• [Request]:
Will you give the material below again, every line exactly as it is?

• [Provided material]:

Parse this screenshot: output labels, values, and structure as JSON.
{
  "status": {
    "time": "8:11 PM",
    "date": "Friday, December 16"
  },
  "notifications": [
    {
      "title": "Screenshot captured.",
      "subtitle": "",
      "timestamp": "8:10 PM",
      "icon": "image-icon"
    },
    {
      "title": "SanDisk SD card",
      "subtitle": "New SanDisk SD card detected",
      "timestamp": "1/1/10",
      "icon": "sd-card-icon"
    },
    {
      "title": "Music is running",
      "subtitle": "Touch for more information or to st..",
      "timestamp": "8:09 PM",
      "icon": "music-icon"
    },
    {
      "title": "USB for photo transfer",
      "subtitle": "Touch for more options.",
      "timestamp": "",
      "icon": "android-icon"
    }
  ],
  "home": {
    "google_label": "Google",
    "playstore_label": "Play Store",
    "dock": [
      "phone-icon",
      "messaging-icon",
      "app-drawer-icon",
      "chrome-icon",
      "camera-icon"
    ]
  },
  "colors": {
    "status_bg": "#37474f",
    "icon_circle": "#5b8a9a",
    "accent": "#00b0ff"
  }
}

• [The reply]:
Parse this screenshot: output labels, values, and structure as JSON.
{
  "status": {
    "time": "8:11 PM",
    "date": "Friday, December 16"
  },
  "notifications": [
    {
      "title": "Screenshot captured.",
      "subtitle": "",
      "timestamp": "8:10 PM",
      "icon": "image-icon"
    },
    {
      "title": "SanDisk SD card",
      "subtitle": "New SanDisk SD card detected",
      "timestamp": "1/1/10",
      "icon": "sd-card-icon"
    },
    {
      "title": "Music is running",
      "subtitle": "Touch for more information or to st..",
      "timestamp": "8:09 PM",
      "icon": "music-icon"
    },
    {
      "title": "USB for photo transfer",
      "subtitle": "Touch for more options.",
      "timestamp": "",
      "icon": "android-icon"
    }
  ],
  "home": {
    "google_label": "Google",
    "playstore_label": "Play Store",
    "dock": [
      "phone-icon",
      "messaging-icon",
      "app-drawer-icon",
      "chrome-icon",
      "camera-icon"
    ]
  },
  "colors": {
    "status_bg": "#37474f",
    "icon_circle": "#5b8a9a",
    "accent": "#00b0ff"
  }
}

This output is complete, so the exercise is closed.